* Reading text
--- BEGIN ---
Pequot Capital Management, Inc. and/or its
affiliates and/or JDS Capital Management,
Inc. and/or its affiliates shall also have
the right to purchase a pro rata portion of
up to an additional amount of $2,500,000 in
the next round of equity or convertible debt
financing in which the Company receives
aggregate gross proceeds of at least
$5,000,000 (for a total of up to $7,500,000)
(the "Third Party Financing").
THE NOTES:
Interest Rate: The Notes shall bear interest at 8%
per annum, payable quarterly in cash, or, at
the investors option, in kind.
Maturity: The Maturity Date shall be the earlier of
(i) 36 months from the date of issuance or
(ii) upon a Liquidation Event (as
hereinafter defined).
Conversion: At any time on or prior to the Maturity
Date, at the option of the holder, all or
any portion of the principal amount of the
Notes and all accrued and unpaid interest
due on such Notes, may be converted into (i)
--- END ---
* Instructions
- a) In the financing terms, replace "convertible" with "exchangeable" and write out the passage starting at "Pequot Capital Management, Inc." and ending at "up to $7,500,000)".
- b) Format the records as a Markdown table with the columns Row and Line, starting at the first line of the records and ending at the line that contains "280, 1363, 324]", with blank lines left out.

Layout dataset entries
--- BEGIN ---
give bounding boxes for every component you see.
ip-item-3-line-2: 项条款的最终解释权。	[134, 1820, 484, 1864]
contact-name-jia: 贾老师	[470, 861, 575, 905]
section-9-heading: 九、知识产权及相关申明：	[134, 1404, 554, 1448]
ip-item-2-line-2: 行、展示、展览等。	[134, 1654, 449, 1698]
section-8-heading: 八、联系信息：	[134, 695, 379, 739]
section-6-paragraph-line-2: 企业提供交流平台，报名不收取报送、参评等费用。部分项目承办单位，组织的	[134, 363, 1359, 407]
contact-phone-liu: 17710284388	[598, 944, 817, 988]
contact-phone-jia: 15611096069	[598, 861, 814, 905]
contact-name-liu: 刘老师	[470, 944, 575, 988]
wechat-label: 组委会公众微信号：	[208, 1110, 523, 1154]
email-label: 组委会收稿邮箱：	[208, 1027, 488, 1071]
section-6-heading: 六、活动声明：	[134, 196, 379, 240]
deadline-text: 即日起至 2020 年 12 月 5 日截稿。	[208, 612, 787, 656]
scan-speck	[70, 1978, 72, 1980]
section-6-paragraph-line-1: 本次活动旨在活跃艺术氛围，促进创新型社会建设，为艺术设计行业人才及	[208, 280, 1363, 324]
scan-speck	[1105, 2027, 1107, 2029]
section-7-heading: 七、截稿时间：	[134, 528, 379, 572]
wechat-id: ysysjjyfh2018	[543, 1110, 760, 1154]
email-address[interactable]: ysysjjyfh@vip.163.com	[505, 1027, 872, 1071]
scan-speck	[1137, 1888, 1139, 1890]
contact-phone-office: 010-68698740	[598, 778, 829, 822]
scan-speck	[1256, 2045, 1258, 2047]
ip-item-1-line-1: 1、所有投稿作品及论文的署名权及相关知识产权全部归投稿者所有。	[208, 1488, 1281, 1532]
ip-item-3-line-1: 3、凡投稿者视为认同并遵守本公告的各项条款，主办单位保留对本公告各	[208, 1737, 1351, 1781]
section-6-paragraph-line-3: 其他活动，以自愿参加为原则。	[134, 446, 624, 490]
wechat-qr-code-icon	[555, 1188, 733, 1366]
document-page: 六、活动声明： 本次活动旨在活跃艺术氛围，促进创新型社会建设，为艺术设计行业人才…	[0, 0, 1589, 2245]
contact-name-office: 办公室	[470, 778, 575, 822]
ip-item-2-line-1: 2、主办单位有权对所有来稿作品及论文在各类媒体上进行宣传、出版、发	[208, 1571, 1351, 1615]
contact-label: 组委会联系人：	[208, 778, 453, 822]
--- END ---
* Task solutions
- a)
Pequot Capital Management, Inc. and/or its
affiliates and/or JDS Capital Management,
Inc. and/or its affiliates shall also have
the right to purchase a pro rata portion of
up to an additional amount of $2,500,000 in
the next round of equity or exchangeable debt
financing in which the Company receives
aggregate gross proceeds of at least
$5,000,000 (for a total of up to $7,500,000)

- b)
| Row | Line |
|---|---|
| 1 | give bounding boxes for every component you see. |
| 2 | ip-item-3-line-2: 项条款的最终解释权。	[134, 1820, 484, 1864] |
| 3 | contact-name-jia: 贾老师	[470, 861, 575, 905] |
| 4 | section-9-heading: 九、知识产权及相关申明：	[134, 1404, 554, 1448] |
| 5 | ip-item-2-line-2: 行、展示、展览等。	[134, 1654, 449, 1698] |
| 6 | section-8-heading: 八、联系信息：	[134, 695, 379, 739] |
| 7 | section-6-paragraph-line-2: 企业提供交流平台，报名不收取报送、参评等费用。部分项目承办单位，组织的	[134, 363, 1359, 407] |
| 8 | contact-phone-liu: 17710284388	[598, 944, 817, 988] |
| 9 | contact-phone-jia: 15611096069	[598, 861, 814, 905] |
| 10 | contact-name-liu: 刘老师	[470, 944, 575, 988] |
| 11 | wechat-label: 组委会公众微信号：	[208, 1110, 523, 1154] |
| 12 | email-label: 组委会收稿邮箱：	[208, 1027, 488, 1071] |
| 13 | section-6-heading: 六、活动声明：	[134, 196, 379, 240] |
| 14 | deadline-text: 即日起至 2020 年 12 月 5 日截稿。	[208, 612, 787, 656] |
| 15 | scan-speck	[70, 1978, 72, 1980] |
| 16 | section-6-paragraph-line-1: 本次活动旨在活跃艺术氛围，促进创新型社会建设，为艺术设计行业人才及	[208, 280, 1363, 324] |